Input material →
━━━━━━━━━━
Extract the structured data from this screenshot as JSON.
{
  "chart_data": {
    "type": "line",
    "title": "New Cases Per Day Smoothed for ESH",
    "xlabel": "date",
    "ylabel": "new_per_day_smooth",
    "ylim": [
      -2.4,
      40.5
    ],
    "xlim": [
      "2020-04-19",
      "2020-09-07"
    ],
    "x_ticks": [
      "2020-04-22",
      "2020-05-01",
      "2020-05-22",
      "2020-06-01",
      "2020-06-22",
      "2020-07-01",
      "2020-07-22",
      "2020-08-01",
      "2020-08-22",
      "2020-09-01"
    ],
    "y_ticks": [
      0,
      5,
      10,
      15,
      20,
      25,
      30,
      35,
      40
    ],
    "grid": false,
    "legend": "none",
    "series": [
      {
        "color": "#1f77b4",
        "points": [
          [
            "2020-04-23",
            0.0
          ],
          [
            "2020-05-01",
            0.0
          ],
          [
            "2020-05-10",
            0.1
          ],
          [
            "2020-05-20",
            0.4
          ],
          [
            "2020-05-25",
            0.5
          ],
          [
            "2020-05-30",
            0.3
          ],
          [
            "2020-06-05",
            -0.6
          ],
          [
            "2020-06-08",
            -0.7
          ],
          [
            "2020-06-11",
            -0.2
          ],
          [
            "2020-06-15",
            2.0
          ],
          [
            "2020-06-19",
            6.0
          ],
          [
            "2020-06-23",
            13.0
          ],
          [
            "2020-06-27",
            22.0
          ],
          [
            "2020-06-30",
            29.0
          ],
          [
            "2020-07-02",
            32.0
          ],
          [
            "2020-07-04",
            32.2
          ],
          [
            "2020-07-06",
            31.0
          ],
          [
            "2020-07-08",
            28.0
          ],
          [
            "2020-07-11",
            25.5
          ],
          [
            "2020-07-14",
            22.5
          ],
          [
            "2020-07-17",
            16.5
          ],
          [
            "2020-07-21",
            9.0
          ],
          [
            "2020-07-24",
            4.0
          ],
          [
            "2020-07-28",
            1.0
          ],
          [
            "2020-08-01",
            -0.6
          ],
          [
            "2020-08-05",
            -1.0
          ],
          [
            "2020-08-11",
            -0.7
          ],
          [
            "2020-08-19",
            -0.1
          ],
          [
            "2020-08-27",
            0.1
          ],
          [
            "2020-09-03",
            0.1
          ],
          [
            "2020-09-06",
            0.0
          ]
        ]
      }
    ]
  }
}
━━━━━━━━━━
Objective → Would you reproduce the material above in full, exactly as given?

Result below →
Extract the structured data from this screenshot as JSON.
{
  "chart_data": {
    "type": "line",
    "title": "New Cases Per Day Smoothed for ESH",
    "xlabel": "date",
    "ylabel": "new_per_day_smooth",
    "ylim": [
      -2.4,
      40.5
    ],
    "xlim": [
      "2020-04-19",
      "2020-09-07"
    ],
    "x_ticks": [
      "2020-04-22",
      "2020-05-01",
      "2020-05-22",
      "2020-06-01",
      "2020-06-22",
      "2020-07-01",
      "2020-07-22",
      "2020-08-01",
      "2020-08-22",
      "2020-09-01"
    ],
    "y_ticks": [
      0,
      5,
      10,
      15,
      20,
      25,
      30,
      35,
      40
    ],
    "grid": false,
    "legend": "none",
    "series": [
      {
        "color": "#1f77b4",
        "points": [
          [
            "2020-04-23",
            0.0
          ],
          [
            "2020-05-01",
            0.0
          ],
          [
            "2020-05-10",
            0.1
          ],
          [
            "2020-05-20",
            0.4
          ],
          [
            "2020-05-25",
            0.5
          ],
          [
            "2020-05-30",
            0.3
          ],
          [
            "2020-06-05",
            -0.6
          ],
          [
            "2020-06-08",
            -0.7
          ],
          [
            "2020-06-11",
            -0.2
          ],
          [
            "2020-06-15",
            2.0
          ],
          [
            "2020-06-19",
            6.0
          ],
          [
            "2020-06-23",
            13.0
          ],
          [
            "2020-06-27",
            22.0
          ],
          [
            "2020-06-30",
            29.0
          ],
          [
            "2020-07-02",
            32.0
          ],
          [
            "2020-07-04",
            32.2
          ],
          [
            "2020-07-06",
            31.0
          ],
          [
            "2020-07-08",
            28.0
          ],
          [
            "2020-07-11",
            25.5
          ],
          [
            "2020-07-14",
            22.5
          ],
          [
            "2020-07-17",
            16.5
          ],
          [
            "2020-07-21",
            9.0
          ],
          [
            "2020-07-24",
            4.0
          ],
          [
            "2020-07-28",
            1.0
          ],
          [
            "2020-08-01",
            -0.6
          ],
          [
            "2020-08-05",
            -1.0
          ],
          [
            "2020-08-11",
            -0.7
          ],
          [
            "2020-08-19",
            -0.1
          ],
          [
            "2020-08-27",
            0.1
          ],
          [
            "2020-09-03",
            0.1
          ],
          [
            "2020-09-06",
            0.0
          ]
        ]
      }
    ]
  }
}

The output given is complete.